The data ->
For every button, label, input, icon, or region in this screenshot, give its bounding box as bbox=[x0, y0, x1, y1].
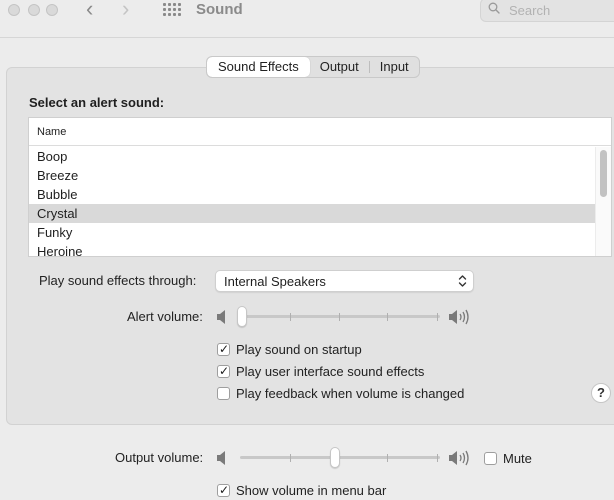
tab-output[interactable]: Output bbox=[310, 57, 369, 77]
list-column-header[interactable]: Name bbox=[29, 118, 611, 146]
list-rows: Boop Breeze Bubble Crystal Funky Heroine bbox=[29, 147, 595, 256]
volume-feedback-checkbox[interactable] bbox=[217, 386, 230, 400]
list-item[interactable]: Heroine bbox=[29, 242, 595, 256]
list-item[interactable]: Bubble bbox=[29, 185, 595, 204]
ui-sound-effects-label: Play user interface sound effects bbox=[236, 363, 425, 379]
list-item[interactable]: Breeze bbox=[29, 166, 595, 185]
slider-tick bbox=[290, 313, 291, 321]
slider-tick bbox=[387, 313, 388, 321]
play-through-label: Play sound effects through: bbox=[39, 273, 197, 288]
startup-sound-option[interactable]: ✓ Play sound on startup bbox=[217, 341, 362, 357]
window-title: Sound bbox=[196, 1, 243, 18]
speaker-high-icon bbox=[449, 450, 469, 466]
search-input[interactable] bbox=[509, 2, 609, 18]
checkmark-icon: ✓ bbox=[219, 363, 230, 378]
speaker-low-icon bbox=[217, 310, 225, 324]
alert-sound-heading: Select an alert sound: bbox=[29, 95, 165, 110]
startup-sound-label: Play sound on startup bbox=[236, 341, 362, 357]
checkmark-icon: ✓ bbox=[219, 482, 230, 497]
volume-feedback-label: Play feedback when volume is changed bbox=[236, 385, 465, 401]
tab-bar: Sound Effects Output Input bbox=[206, 56, 420, 78]
show-all-grid-icon[interactable] bbox=[163, 3, 181, 17]
slider-tick bbox=[437, 454, 438, 462]
chevron-up-down-icon bbox=[458, 275, 467, 287]
menu-bar-volume-label: Show volume in menu bar bbox=[236, 482, 387, 498]
checkmark-icon: ✓ bbox=[219, 341, 230, 356]
slider-tick bbox=[387, 454, 388, 462]
list-scrollbar[interactable] bbox=[595, 147, 611, 256]
zoom-window-button[interactable] bbox=[46, 4, 58, 16]
alert-volume-knob[interactable] bbox=[237, 306, 247, 327]
mute-option[interactable]: Mute bbox=[484, 450, 532, 466]
search-icon bbox=[488, 2, 500, 14]
forward-icon[interactable]: › bbox=[122, 0, 129, 20]
scrollbar-thumb[interactable] bbox=[600, 150, 607, 197]
output-volume-label: Output volume: bbox=[115, 450, 204, 465]
back-icon[interactable]: ‹ bbox=[86, 0, 93, 20]
tab-input[interactable]: Input bbox=[370, 57, 419, 77]
ui-sound-effects-option[interactable]: ✓ Play user interface sound effects bbox=[217, 363, 424, 379]
list-item-selected[interactable]: Crystal bbox=[29, 204, 595, 223]
slider-tick bbox=[290, 454, 291, 462]
speaker-low-icon bbox=[217, 451, 225, 465]
title-bar: ‹ › Sound bbox=[0, 0, 614, 38]
slider-track bbox=[240, 315, 440, 318]
search-field[interactable] bbox=[480, 0, 614, 22]
mute-checkbox[interactable] bbox=[484, 451, 497, 465]
alert-volume-label: Alert volume: bbox=[127, 309, 203, 324]
menu-bar-volume-option[interactable]: ✓ Show volume in menu bar bbox=[217, 482, 386, 498]
output-device-value: Internal Speakers bbox=[224, 274, 326, 289]
output-device-select[interactable]: Internal Speakers bbox=[215, 270, 474, 292]
output-volume-knob[interactable] bbox=[330, 447, 340, 468]
slider-tick bbox=[437, 313, 438, 321]
close-window-button[interactable] bbox=[8, 4, 20, 16]
speaker-high-icon bbox=[449, 309, 469, 325]
alert-sound-list[interactable]: Name Boop Breeze Bubble Crystal Funky He… bbox=[28, 117, 612, 257]
list-item[interactable]: Boop bbox=[29, 147, 595, 166]
slider-track bbox=[240, 456, 440, 459]
list-item[interactable]: Funky bbox=[29, 223, 595, 242]
startup-sound-checkbox[interactable]: ✓ bbox=[217, 341, 230, 356]
minimize-window-button[interactable] bbox=[28, 4, 40, 16]
ui-sound-effects-checkbox[interactable]: ✓ bbox=[217, 363, 230, 378]
mute-label: Mute bbox=[503, 450, 532, 466]
tab-sound-effects[interactable]: Sound Effects bbox=[207, 57, 310, 77]
alert-volume-slider[interactable] bbox=[237, 306, 440, 328]
help-button[interactable]: ? bbox=[591, 383, 611, 403]
volume-feedback-option[interactable]: Play feedback when volume is changed bbox=[217, 385, 464, 401]
output-volume-slider[interactable] bbox=[240, 447, 440, 469]
menu-bar-volume-checkbox[interactable]: ✓ bbox=[217, 482, 230, 497]
slider-tick bbox=[339, 313, 340, 321]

Exercise brief ->
Convert the rows above into a Markdown table with the columns Line and Content: one table row per line, numbered in order, with blank lines skipped. Leave the pictures out.

Complete answer ->
| Line | Content |
|---|---|
| 1 | For every button, label, input, icon, or region in this screenshot, give its bounding box as bbox=[x0, y0, x1, y1]. |
| 2 | tab-output[interactable]: Output bbox=[310, 57, 369, 77] |
| 3 | list-column-header[interactable]: Name bbox=[29, 118, 611, 146] |
| 4 | list-rows: Boop Breeze Bubble Crystal Funky Heroine bbox=[29, 147, 595, 256] |
| 5 | volume-feedback-checkbox[interactable] bbox=[217, 386, 230, 400] |
| 6 | list-item[interactable]: Heroine bbox=[29, 242, 595, 256] |
| 7 | list-item[interactable]: Bubble bbox=[29, 185, 595, 204] |
| 8 | ui-sound-effects-label: Play user interface sound effects bbox=[236, 363, 425, 379] |
| 9 | list-item[interactable]: Breeze bbox=[29, 166, 595, 185] |
| 10 | slider-tick bbox=[290, 313, 291, 321] |
| 11 | slider-tick bbox=[387, 313, 388, 321] |
| 12 | play-through-label: Play sound effects through: bbox=[39, 273, 197, 288] |
| 13 | startup-sound-option[interactable]: ✓ Play sound on startup bbox=[217, 341, 362, 357] |
| 14 | window-title: Sound bbox=[196, 1, 243, 18] |
| 15 | speaker-high-icon bbox=[449, 450, 469, 466] |
| 16 | search-input[interactable] bbox=[509, 2, 609, 18] |
| 17 | checkmark-icon: ✓ bbox=[219, 363, 230, 378] |
| 18 | speaker-low-icon bbox=[217, 310, 225, 324] |
| 19 | alert-sound-heading: Select an alert sound: bbox=[29, 95, 165, 110] |
| 20 | startup-sound-label: Play sound on startup bbox=[236, 341, 362, 357] |
| 21 | checkmark-icon: ✓ bbox=[219, 482, 230, 497] |
| 22 | volume-feedback-label: Play feedback when volume is changed bbox=[236, 385, 465, 401] |
| 23 | tab-bar: Sound Effects Output Input bbox=[206, 56, 420, 78] |
| 24 | show-all-grid-icon[interactable] bbox=[163, 3, 181, 17] |
| 25 | slider-tick bbox=[437, 454, 438, 462] |
| 26 | chevron-up-down-icon bbox=[458, 275, 467, 287] |
| 27 | menu-bar-volume-label: Show volume in menu bar bbox=[236, 482, 387, 498] |
| 28 | checkmark-icon: ✓ bbox=[219, 341, 230, 356] |
| 29 | slider-tick bbox=[387, 454, 388, 462] |
| 30 | list-scrollbar[interactable] bbox=[595, 147, 611, 256] |
| 31 | zoom-window-button[interactable] bbox=[46, 4, 58, 16] |
| 32 | alert-volume-knob[interactable] bbox=[237, 306, 247, 327] |
| 33 | mute-option[interactable]: Mute bbox=[484, 450, 532, 466] |
| 34 | search-icon bbox=[488, 2, 500, 14] |
| 35 | forward-icon[interactable]: › bbox=[122, 0, 129, 20] |
| 36 | scrollbar-thumb[interactable] bbox=[600, 150, 607, 197] |
| 37 | output-volume-label: Output volume: bbox=[115, 450, 204, 465] |
| 38 | back-icon[interactable]: ‹ bbox=[86, 0, 93, 20] |
| 39 | tab-input[interactable]: Input bbox=[370, 57, 419, 77] |
| 40 | ui-sound-effects-option[interactable]: ✓ Play user interface sound effects bbox=[217, 363, 424, 379] |
| 41 | list-item-selected[interactable]: Crystal bbox=[29, 204, 595, 223] |
| 42 | slider-tick bbox=[290, 454, 291, 462] |
| 43 | speaker-low-icon bbox=[217, 451, 225, 465] |
| 44 | title-bar: ‹ › Sound bbox=[0, 0, 614, 38] |
| 45 | slider-track bbox=[240, 315, 440, 318] |
| 46 | search-field[interactable] bbox=[480, 0, 614, 22] |
| 47 | mute-checkbox[interactable] bbox=[484, 451, 497, 465] |
| 48 | alert-volume-label: Alert volume: bbox=[127, 309, 203, 324] |
| 49 | menu-bar-volume-option[interactable]: ✓ Show volume in menu bar bbox=[217, 482, 386, 498] |
| 50 | output-device-value: Internal Speakers bbox=[224, 274, 326, 289] |
| 51 | output-device-select[interactable]: Internal Speakers bbox=[215, 270, 474, 292] |
| 52 | output-volume-knob[interactable] bbox=[330, 447, 340, 468] |
| 53 | slider-tick bbox=[437, 313, 438, 321] |
| 54 | close-window-button[interactable] bbox=[8, 4, 20, 16] |
| 55 | speaker-high-icon bbox=[449, 309, 469, 325] |
| 56 | alert-sound-list[interactable]: Name Boop Breeze Bubble Crystal Funky He… bbox=[28, 117, 612, 257] |
| 57 | list-item[interactable]: Boop bbox=[29, 147, 595, 166] |
| 58 | slider-track bbox=[240, 456, 440, 459] |
| 59 | list-item[interactable]: Funky bbox=[29, 223, 595, 242] |
| 60 | startup-sound-checkbox[interactable]: ✓ bbox=[217, 341, 230, 356] |
| 61 | minimize-window-button[interactable] bbox=[28, 4, 40, 16] |
| 62 | ui-sound-effects-checkbox[interactable]: ✓ bbox=[217, 363, 230, 378] |
| 63 | mute-label: Mute bbox=[503, 450, 532, 466] |
| 64 | tab-sound-effects[interactable]: Sound Effects bbox=[207, 57, 310, 77] |
| 65 | alert-volume-slider[interactable] bbox=[237, 306, 440, 328] |
| 66 | help-button[interactable]: ? bbox=[591, 383, 611, 403] |
| 67 | volume-feedback-option[interactable]: Play feedback when volume is changed bbox=[217, 385, 464, 401] |
| 68 | output-volume-slider[interactable] bbox=[240, 447, 440, 469] |
| 69 | menu-bar-volume-checkbox[interactable]: ✓ bbox=[217, 482, 230, 497] |
| 70 | slider-tick bbox=[339, 313, 340, 321] |